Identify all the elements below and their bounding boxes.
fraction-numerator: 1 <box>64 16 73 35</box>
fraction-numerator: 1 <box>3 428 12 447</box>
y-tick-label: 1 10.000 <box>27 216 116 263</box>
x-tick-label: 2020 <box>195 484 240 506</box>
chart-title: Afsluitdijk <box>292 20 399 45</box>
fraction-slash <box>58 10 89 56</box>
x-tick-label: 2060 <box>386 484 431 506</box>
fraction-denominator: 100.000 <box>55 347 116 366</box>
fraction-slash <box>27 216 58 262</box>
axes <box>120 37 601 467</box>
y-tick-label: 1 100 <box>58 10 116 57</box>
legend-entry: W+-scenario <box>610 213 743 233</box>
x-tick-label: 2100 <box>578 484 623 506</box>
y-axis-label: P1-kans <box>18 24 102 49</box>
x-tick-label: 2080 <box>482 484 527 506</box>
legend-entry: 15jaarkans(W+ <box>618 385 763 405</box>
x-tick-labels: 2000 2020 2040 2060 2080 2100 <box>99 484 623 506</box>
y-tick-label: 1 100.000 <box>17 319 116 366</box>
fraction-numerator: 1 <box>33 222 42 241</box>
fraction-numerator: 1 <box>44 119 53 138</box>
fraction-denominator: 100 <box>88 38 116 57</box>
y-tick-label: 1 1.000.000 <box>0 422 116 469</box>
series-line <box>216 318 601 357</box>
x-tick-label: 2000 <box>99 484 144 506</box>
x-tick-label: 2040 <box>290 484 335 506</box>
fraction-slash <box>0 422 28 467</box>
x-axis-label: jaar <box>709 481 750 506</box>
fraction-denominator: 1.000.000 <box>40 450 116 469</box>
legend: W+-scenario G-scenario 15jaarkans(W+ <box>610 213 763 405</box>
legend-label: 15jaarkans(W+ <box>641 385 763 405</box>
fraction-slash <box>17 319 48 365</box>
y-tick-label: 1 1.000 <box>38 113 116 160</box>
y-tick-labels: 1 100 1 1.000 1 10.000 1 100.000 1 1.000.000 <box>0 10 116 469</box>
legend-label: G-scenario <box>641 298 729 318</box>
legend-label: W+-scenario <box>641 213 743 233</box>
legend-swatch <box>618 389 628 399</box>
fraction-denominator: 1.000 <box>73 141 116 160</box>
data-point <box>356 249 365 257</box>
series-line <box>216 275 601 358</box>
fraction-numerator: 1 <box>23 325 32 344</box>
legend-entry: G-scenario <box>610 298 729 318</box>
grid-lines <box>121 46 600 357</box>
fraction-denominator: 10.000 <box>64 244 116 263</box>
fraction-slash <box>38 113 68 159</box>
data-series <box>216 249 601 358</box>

Request: Starting at the first line of the records, reproduce each line verbatim, and stop after the line that contains "fraction-numerator: 1 <box>44".

Written response:
Identify all the elements below and their bounding boxes.
fraction-numerator: 1 <box>64 16 73 35</box>
fraction-numerator: 1 <box>3 428 12 447</box>
y-tick-label: 1 10.000 <box>27 216 116 263</box>
x-tick-label: 2020 <box>195 484 240 506</box>
chart-title: Afsluitdijk <box>292 20 399 45</box>
fraction-slash <box>58 10 89 56</box>
x-tick-label: 2060 <box>386 484 431 506</box>
fraction-denominator: 100.000 <box>55 347 116 366</box>
fraction-slash <box>27 216 58 262</box>
axes <box>120 37 601 467</box>
y-tick-label: 1 100 <box>58 10 116 57</box>
legend-entry: W+-scenario <box>610 213 743 233</box>
x-tick-label: 2100 <box>578 484 623 506</box>
y-axis-label: P1-kans <box>18 24 102 49</box>
x-tick-label: 2080 <box>482 484 527 506</box>
legend-entry: 15jaarkans(W+ <box>618 385 763 405</box>
x-tick-labels: 2000 2020 2040 2060 2080 2100 <box>99 484 623 506</box>
y-tick-label: 1 100.000 <box>17 319 116 366</box>
fraction-numerator: 1 <box>33 222 42 241</box>
fraction-numerator: 1 <box>44 119 53 138</box>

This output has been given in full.